**Supplied records:**
"""

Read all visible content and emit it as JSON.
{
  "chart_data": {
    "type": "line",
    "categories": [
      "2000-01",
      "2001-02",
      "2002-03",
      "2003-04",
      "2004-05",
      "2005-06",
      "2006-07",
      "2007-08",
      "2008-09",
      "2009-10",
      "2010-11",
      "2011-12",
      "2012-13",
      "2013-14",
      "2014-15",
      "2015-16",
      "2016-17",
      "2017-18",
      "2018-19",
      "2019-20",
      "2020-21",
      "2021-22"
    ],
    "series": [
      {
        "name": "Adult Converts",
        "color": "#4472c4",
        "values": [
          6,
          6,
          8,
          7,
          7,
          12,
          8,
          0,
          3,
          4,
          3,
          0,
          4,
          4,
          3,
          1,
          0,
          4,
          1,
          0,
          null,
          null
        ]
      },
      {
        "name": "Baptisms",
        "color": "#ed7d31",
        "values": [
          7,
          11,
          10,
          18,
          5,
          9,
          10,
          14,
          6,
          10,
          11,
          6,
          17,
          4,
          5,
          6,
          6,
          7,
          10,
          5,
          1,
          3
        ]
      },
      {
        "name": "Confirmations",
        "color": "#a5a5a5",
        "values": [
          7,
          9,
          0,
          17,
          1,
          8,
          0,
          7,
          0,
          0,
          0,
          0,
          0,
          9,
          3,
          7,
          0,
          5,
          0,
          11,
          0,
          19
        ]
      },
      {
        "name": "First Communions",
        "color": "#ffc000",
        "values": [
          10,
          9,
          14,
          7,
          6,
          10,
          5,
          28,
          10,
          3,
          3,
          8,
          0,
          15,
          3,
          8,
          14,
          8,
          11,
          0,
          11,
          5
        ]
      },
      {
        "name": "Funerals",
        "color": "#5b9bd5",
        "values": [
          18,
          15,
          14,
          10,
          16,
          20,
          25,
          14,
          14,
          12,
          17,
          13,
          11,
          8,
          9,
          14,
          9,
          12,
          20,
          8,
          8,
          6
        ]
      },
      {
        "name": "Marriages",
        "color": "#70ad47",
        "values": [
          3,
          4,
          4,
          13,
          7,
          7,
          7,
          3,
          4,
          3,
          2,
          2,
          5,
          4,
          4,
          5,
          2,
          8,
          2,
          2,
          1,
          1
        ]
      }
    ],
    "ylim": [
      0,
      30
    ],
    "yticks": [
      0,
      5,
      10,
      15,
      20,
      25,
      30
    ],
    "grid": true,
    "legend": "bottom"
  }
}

"""

**Requirement:** Repeat the records above exactly as they appear.

**Written response:**
Read all visible content and emit it as JSON.
{
  "chart_data": {
    "type": "line",
    "categories": [
      "2000-01",
      "2001-02",
      "2002-03",
      "2003-04",
      "2004-05",
      "2005-06",
      "2006-07",
      "2007-08",
      "2008-09",
      "2009-10",
      "2010-11",
      "2011-12",
      "2012-13",
      "2013-14",
      "2014-15",
      "2015-16",
      "2016-17",
      "2017-18",
      "2018-19",
      "2019-20",
      "2020-21",
      "2021-22"
    ],
    "series": [
      {
        "name": "Adult Converts",
        "color": "#4472c4",
        "values": [
          6,
          6,
          8,
          7,
          7,
          12,
          8,
          0,
          3,
          4,
          3,
          0,
          4,
          4,
          3,
          1,
          0,
          4,
          1,
          0,
          null,
          null
        ]
      },
      {
        "name": "Baptisms",
        "color": "#ed7d31",
        "values": [
          7,
          11,
          10,
          18,
          5,
          9,
          10,
          14,
          6,
          10,
          11,
          6,
          17,
          4,
          5,
          6,
          6,
          7,
          10,
          5,
          1,
          3
        ]
      },
      {
        "name": "Confirmations",
        "color": "#a5a5a5",
        "values": [
          7,
          9,
          0,
          17,
          1,
          8,
          0,
          7,
          0,
          0,
          0,
          0,
          0,
          9,
          3,
          7,
          0,
          5,
          0,
          11,
          0,
          19
        ]
      },
      {
        "name": "First Communions",
        "color": "#ffc000",
        "values": [
          10,
          9,
          14,
          7,
          6,
          10,
          5,
          28,
          10,
          3,
          3,
          8,
          0,
          15,
          3,
          8,
          14,
          8,
          11,
          0,
          11,
          5
        ]
      },
      {
        "name": "Funerals",
        "color": "#5b9bd5",
        "values": [
          18,
          15,
          14,
          10,
          16,
          20,
          25,
          14,
          14,
          12,
          17,
          13,
          11,
          8,
          9,
          14,
          9,
          12,
          20,
          8,
          8,
          6
        ]
      },
      {
        "name": "Marriages",
        "color": "#70ad47",
        "values": [
          3,
          4,
          4,
          13,
          7,
          7,
          7,
          3,
          4,
          3,
          2,
          2,
          5,
          4,
          4,
          5,
          2,
          8,
          2,
          2,
          1,
          1
        ]
      }
    ],
    "ylim": [
      0,
      30
    ],
    "yticks": [
      0,
      5,
      10,
      15,
      20,
      25,
      30
    ],
    "grid": true,
    "legend": "bottom"
  }
}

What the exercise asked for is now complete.